Exercise goal: Transcribe every entry below word for word, but skip the pictures.

Record set:
····················
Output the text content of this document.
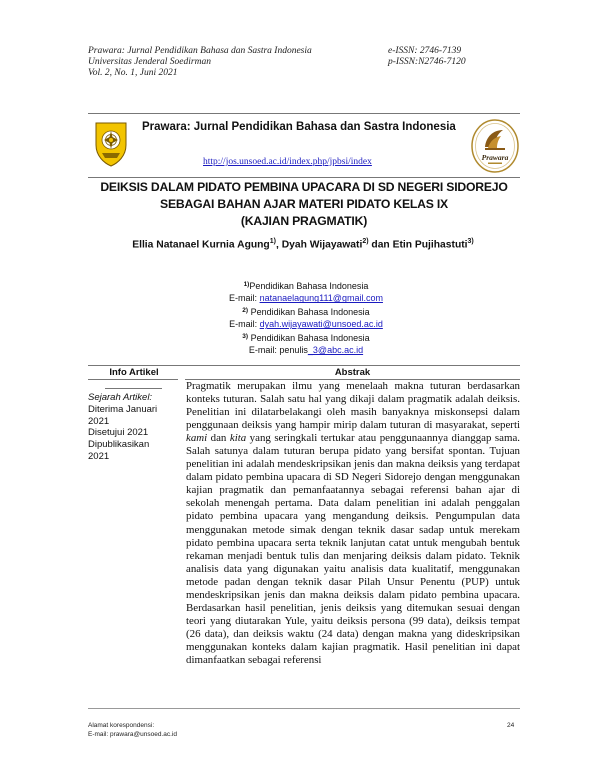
Prawara: Jurnal Pendidikan Bahasa dan Sastra Indonesia
Universitas Jenderal Soedirman
Vol. 2, No. 1, Juni 2021
e-ISSN: 2746-7139
p-ISSN:N2746-7120
Prawara: Jurnal Pendidikan Bahasa dan Sastra Indonesia
http://jos.unsoed.ac.id/index.php/jpbsi/index	Prawara
DEIKSIS DALAM PIDATO PEMBINA UPACARA DI SD NEGERI SIDOREJO
SEBAGAI BAHAN AJAR MATERI PIDATO KELAS IX
(KAJIAN PRAGMATIK)
Ellia Natanael Kurnia Agung$^{1)}$, Dyah Wijayawati$^{2)}$ dan Etin Pujihastuti$^{3)}$
$^{1)}$Pendidikan Bahasa Indonesia
E-mail: natanaelagung111@gmail.com
$^{2)}$ Pendidikan Bahasa Indonesia
E-mail: dyah.wijayawati@unsoed.ac.id
$^{3)}$ Pendidikan Bahasa Indonesia
E-mail: penulis_3@abc.ac.id
Info Artikel	Abstrak
Sejarah Artikel:
Diterima Januari
2021
Disetujui 2021
Dipublikasikan
2021
Pragmatik merupakan ilmu yang menelaah makna tuturan berdasarkan konteks tuturan. Salah satu hal yang dikaji dalam pragmatik adalah deiksis. Penelitian ini dilatarbelakangi oleh masih banyaknya miskonsepsi dalam penggunaan deiksis yang hampir mirip dalam tuturan di masyarakat, seperti kami dan kita yang seringkali tertukar atau penggunaannya dianggap sama. Salah satunya dalam tuturan berupa pidato yang bersifat spontan. Tujuan penelitian ini adalah mendeskripsikan jenis dan makna deiksis yang terdapat dalam pidato pembina upacara di SD Negeri Sidorejo dengan menggunakan kajian pragmatik dan pemanfaatannya sebagai referensi bahan ajar di sekolah menengah pertama. Data dalam penelitian ini adalah penggalan pidato pembina upacara yang mengandung deiksis. Pengumpulan data menggunakan metode simak dengan teknik dasar sadap untuk merekam pidato pembina upacara serta teknik lanjutan catat untuk mengubah bentuk rekaman menjadi bentuk tulis dan menjaring deiksis dalam pidato. Teknik analisis data yang digunakan yaitu analisis data kualitatif, menggunakan metode padan dengan teknik dasar Pilah Unsur Penentu (PUP) untuk mendeskripsikan jenis dan makna deiksis dalam pidato pembina upacara. Berdasarkan hasil penelitian, jenis deiksis yang ditemukan sesuai dengan teori yang diutarakan Yule, yaitu deiksis persona (99 data), deiksis tempat (26 data), dan deiksis waktu (24 data) dengan makna yang dideskripsikan menggunakan konteks dalam kajian pragmatik. Hasil penelitian ini dapat dimanfaatkan sebagai referensi
Alamat korespondensi:
E-mail: prawara@unsoed.ac.id
24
····················
Answer below:
Output the text content of this document.
Prawara: Jurnal Pendidikan Bahasa dan Sastra Indonesia
Universitas Jenderal Soedirman
Vol. 2, No. 1, Juni 2021
e-ISSN: 2746-7139
p-ISSN:N2746-7120
Prawara: Jurnal Pendidikan Bahasa dan Sastra Indonesia
http://jos.unsoed.ac.id/index.php/jpbsi/index	Prawara
DEIKSIS DALAM PIDATO PEMBINA UPACARA DI SD NEGERI SIDOREJO
SEBAGAI BAHAN AJAR MATERI PIDATO KELAS IX
(KAJIAN PRAGMATIK)
Ellia Natanael Kurnia Agung$^{1)}$, Dyah Wijayawati$^{2)}$ dan Etin Pujihastuti$^{3)}$
$^{1)}$Pendidikan Bahasa Indonesia
E-mail: natanaelagung111@gmail.com
$^{2)}$ Pendidikan Bahasa Indonesia
E-mail: dyah.wijayawati@unsoed.ac.id
$^{3)}$ Pendidikan Bahasa Indonesia
E-mail: penulis_3@abc.ac.id
Info Artikel	Abstrak
Sejarah Artikel:
Diterima Januari
2021
Disetujui 2021
Dipublikasikan
2021
Pragmatik merupakan ilmu yang menelaah makna tuturan berdasarkan konteks tuturan. Salah satu hal yang dikaji dalam pragmatik adalah deiksis. Penelitian ini dilatarbelakangi oleh masih banyaknya miskonsepsi dalam penggunaan deiksis yang hampir mirip dalam tuturan di masyarakat, seperti kami dan kita yang seringkali tertukar atau penggunaannya dianggap sama. Salah satunya dalam tuturan berupa pidato yang bersifat spontan. Tujuan penelitian ini adalah mendeskripsikan jenis dan makna deiksis yang terdapat dalam pidato pembina upacara di SD Negeri Sidorejo dengan menggunakan kajian pragmatik dan pemanfaatannya sebagai referensi bahan ajar di sekolah menengah pertama. Data dalam penelitian ini adalah penggalan pidato pembina upacara yang mengandung deiksis. Pengumpulan data menggunakan metode simak dengan teknik dasar sadap untuk merekam pidato pembina upacara serta teknik lanjutan catat untuk mengubah bentuk rekaman menjadi bentuk tulis dan menjaring deiksis dalam pidato. Teknik analisis data yang digunakan yaitu analisis data kualitatif, menggunakan metode padan dengan teknik dasar Pilah Unsur Penentu (PUP) untuk mendeskripsikan jenis dan makna deiksis dalam pidato pembina upacara. Berdasarkan hasil penelitian, jenis deiksis yang ditemukan sesuai dengan teori yang diutarakan Yule, yaitu deiksis persona (99 data), deiksis tempat (26 data), dan deiksis waktu (24 data) dengan makna yang dideskripsikan menggunakan konteks dalam kajian pragmatik. Hasil penelitian ini dapat dimanfaatkan sebagai referensi
Alamat korespondensi:
E-mail: prawara@unsoed.ac.id
24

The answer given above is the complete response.